- _Exercise aim_
Could you copy every line of the material below verbatim, leaving out the picture?

══ Records to use ══

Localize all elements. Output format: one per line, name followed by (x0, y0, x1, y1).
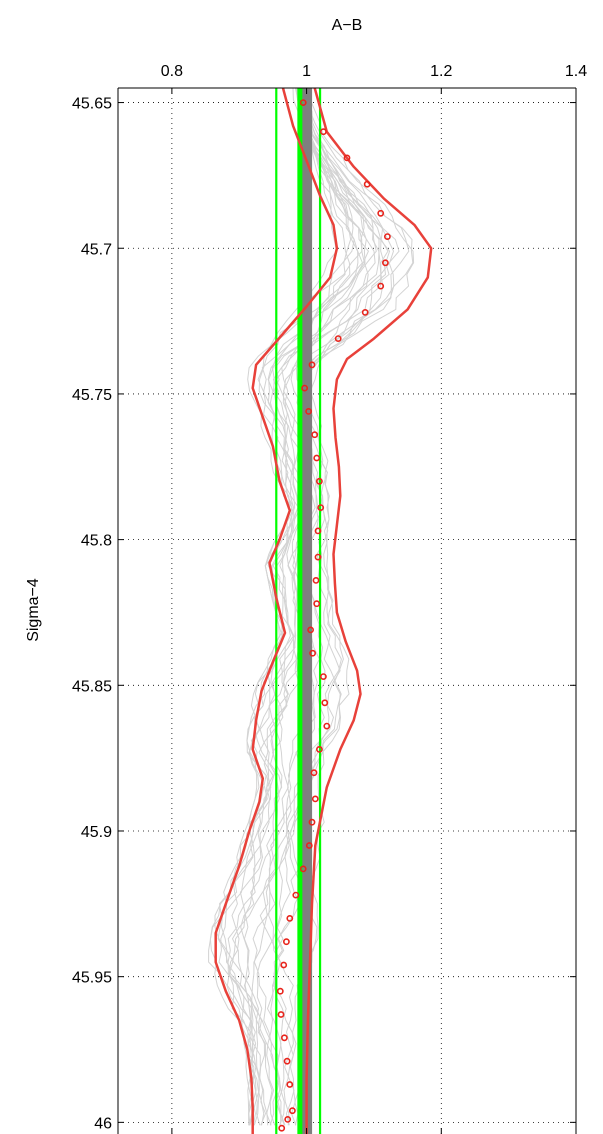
mean-marker-point (310, 769, 318, 777)
mean-marker-point (288, 1107, 296, 1115)
mean-marker-point (312, 577, 320, 584)
mean-marker-point (305, 842, 313, 849)
mean-marker-point (315, 746, 323, 753)
x-tick-label: 1.2 (430, 63, 452, 80)
lower-bound-line (214, 88, 339, 1134)
y-tick-label: 45.85 (72, 678, 112, 695)
bound-lines (214, 88, 433, 1134)
mean-markers (276, 99, 391, 1132)
mean-marker-point (307, 626, 314, 634)
mean-marker-point (321, 699, 329, 707)
x-axis-title: A−B (332, 17, 363, 34)
background-profile-line (218, 88, 369, 1126)
mean-marker-point (314, 553, 322, 561)
mean-marker-point (313, 600, 321, 608)
y-tick-label: 45.65 (72, 96, 112, 113)
y-tick-label: 45.8 (81, 533, 112, 550)
y-tick-label: 45.7 (81, 241, 112, 258)
background-profile-line (220, 88, 380, 1126)
mean-marker-point (283, 1057, 291, 1065)
y-axis-title: Sigma−4 (25, 578, 42, 642)
mean-marker-point (280, 1034, 288, 1042)
x-tick-label: 0.8 (161, 63, 183, 80)
mean-marker-point (308, 361, 316, 369)
mean-marker-point (313, 454, 321, 462)
mean-marker-point (308, 818, 316, 826)
background-profile-line (248, 88, 338, 1126)
mean-marker-point (282, 938, 290, 946)
mean-marker-point (383, 233, 391, 240)
mean-marker-point (363, 180, 371, 188)
mean-marker-point (334, 335, 342, 342)
mean-marker-point (280, 961, 288, 969)
mean-marker-point (301, 384, 308, 392)
grid-lines (118, 88, 577, 1134)
background-profile-line (256, 88, 377, 1126)
mean-marker-point (299, 865, 307, 873)
mean-marker-point (286, 1081, 294, 1088)
y-tick-label: 46 (94, 1115, 112, 1132)
background-profile-line (214, 88, 367, 1126)
y-tick-label: 45.95 (72, 970, 112, 987)
mean-marker-point (309, 649, 316, 657)
mean-marker-point (317, 504, 325, 511)
plot-area (208, 88, 433, 1134)
background-profile-line (273, 88, 410, 1126)
mean-marker-point (343, 154, 351, 162)
mean-marker-point (381, 259, 389, 267)
background-profile-line (272, 88, 376, 1126)
mean-marker-point (319, 128, 327, 136)
mean-marker-point (277, 1011, 285, 1018)
mean-marker-point (323, 722, 331, 730)
mean-marker-point (319, 673, 327, 680)
mean-marker-point (276, 987, 284, 995)
mean-marker-point (278, 1124, 286, 1132)
background-profile-line (252, 88, 355, 1126)
background-profile-line (231, 88, 400, 1126)
mean-marker-point (305, 407, 312, 415)
x-tick-label: 1.4 (565, 63, 587, 80)
x-tick-label: 1 (302, 63, 311, 80)
mean-marker-point (377, 282, 385, 290)
mean-marker-point (299, 99, 307, 106)
mean-marker-point (286, 915, 294, 922)
mean-marker-point (361, 308, 369, 316)
reference-lines (275, 88, 322, 1134)
mean-marker-point (315, 477, 323, 485)
background-profile-line (228, 88, 351, 1126)
y-tick-label: 45.75 (72, 387, 112, 404)
mean-marker-point (311, 795, 319, 803)
mean-marker-point (284, 1116, 292, 1123)
upper-bound-line (305, 88, 433, 1134)
mean-marker-point (314, 527, 322, 535)
y-tick-label: 45.9 (81, 824, 112, 841)
background-profile-line (240, 88, 387, 1126)
mean-marker-point (292, 891, 300, 899)
mean-marker-point (311, 431, 319, 439)
mean-marker-point (377, 209, 385, 217)
axes: 0.8 1 1.2 1.4 45.65 45.7 45.75 45.8 45.85 45.9 45.… (72, 63, 587, 1134)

═══

- _Solution for this problem_
Localize all elements. Output format: one per line, name followed by (x0, y0, x1, y1).
mean-marker-point (310, 769, 318, 777)
mean-marker-point (288, 1107, 296, 1115)
mean-marker-point (312, 577, 320, 584)
mean-marker-point (305, 842, 313, 849)
mean-marker-point (315, 746, 323, 753)
x-tick-label: 1.2 (430, 63, 452, 80)
lower-bound-line (214, 88, 339, 1134)
y-tick-label: 45.85 (72, 678, 112, 695)
bound-lines (214, 88, 433, 1134)
mean-markers (276, 99, 391, 1132)
mean-marker-point (307, 626, 314, 634)
mean-marker-point (321, 699, 329, 707)
x-axis-title: A−B (332, 17, 363, 34)
background-profile-line (218, 88, 369, 1126)
mean-marker-point (314, 553, 322, 561)
mean-marker-point (313, 600, 321, 608)
y-tick-label: 45.65 (72, 96, 112, 113)
y-tick-label: 45.8 (81, 533, 112, 550)
y-tick-label: 45.7 (81, 241, 112, 258)
background-profile-line (220, 88, 380, 1126)
mean-marker-point (283, 1057, 291, 1065)
y-axis-title: Sigma−4 (25, 578, 42, 642)
mean-marker-point (280, 1034, 288, 1042)
x-tick-label: 0.8 (161, 63, 183, 80)
mean-marker-point (308, 361, 316, 369)
mean-marker-point (313, 454, 321, 462)
mean-marker-point (308, 818, 316, 826)
background-profile-line (248, 88, 338, 1126)
mean-marker-point (282, 938, 290, 946)
mean-marker-point (383, 233, 391, 240)
mean-marker-point (363, 180, 371, 188)
mean-marker-point (334, 335, 342, 342)
mean-marker-point (280, 961, 288, 969)
mean-marker-point (301, 384, 308, 392)
grid-lines (118, 88, 577, 1134)
background-profile-line (256, 88, 377, 1126)
mean-marker-point (299, 865, 307, 873)
mean-marker-point (286, 1081, 294, 1088)
y-tick-label: 46 (94, 1115, 112, 1132)
background-profile-line (214, 88, 367, 1126)
y-tick-label: 45.95 (72, 970, 112, 987)
mean-marker-point (309, 649, 316, 657)
mean-marker-point (317, 504, 325, 511)
plot-area (208, 88, 433, 1134)
background-profile-line (273, 88, 410, 1126)
mean-marker-point (343, 154, 351, 162)
mean-marker-point (381, 259, 389, 267)
background-profile-line (272, 88, 376, 1126)
mean-marker-point (319, 128, 327, 136)
mean-marker-point (277, 1011, 285, 1018)
mean-marker-point (323, 722, 331, 730)
mean-marker-point (319, 673, 327, 680)
mean-marker-point (276, 987, 284, 995)
mean-marker-point (278, 1124, 286, 1132)
background-profile-line (252, 88, 355, 1126)
background-profile-line (231, 88, 400, 1126)
mean-marker-point (305, 407, 312, 415)
x-tick-label: 1.4 (565, 63, 587, 80)
x-tick-label: 1 (302, 63, 311, 80)
mean-marker-point (377, 282, 385, 290)
mean-marker-point (299, 99, 307, 106)
mean-marker-point (286, 915, 294, 922)
mean-marker-point (361, 308, 369, 316)
reference-lines (275, 88, 322, 1134)
mean-marker-point (315, 477, 323, 485)
background-profile-line (228, 88, 351, 1126)
y-tick-label: 45.75 (72, 387, 112, 404)
mean-marker-point (311, 795, 319, 803)
mean-marker-point (284, 1116, 292, 1123)
upper-bound-line (305, 88, 433, 1134)
mean-marker-point (314, 527, 322, 535)
y-tick-label: 45.9 (81, 824, 112, 841)
background-profile-line (240, 88, 387, 1126)
mean-marker-point (292, 891, 300, 899)
mean-marker-point (311, 431, 319, 439)
mean-marker-point (377, 209, 385, 217)
axes: 0.8 1 1.2 1.4 45.65 45.7 45.75 45.8 45.85 45.9 45.… (72, 63, 587, 1134)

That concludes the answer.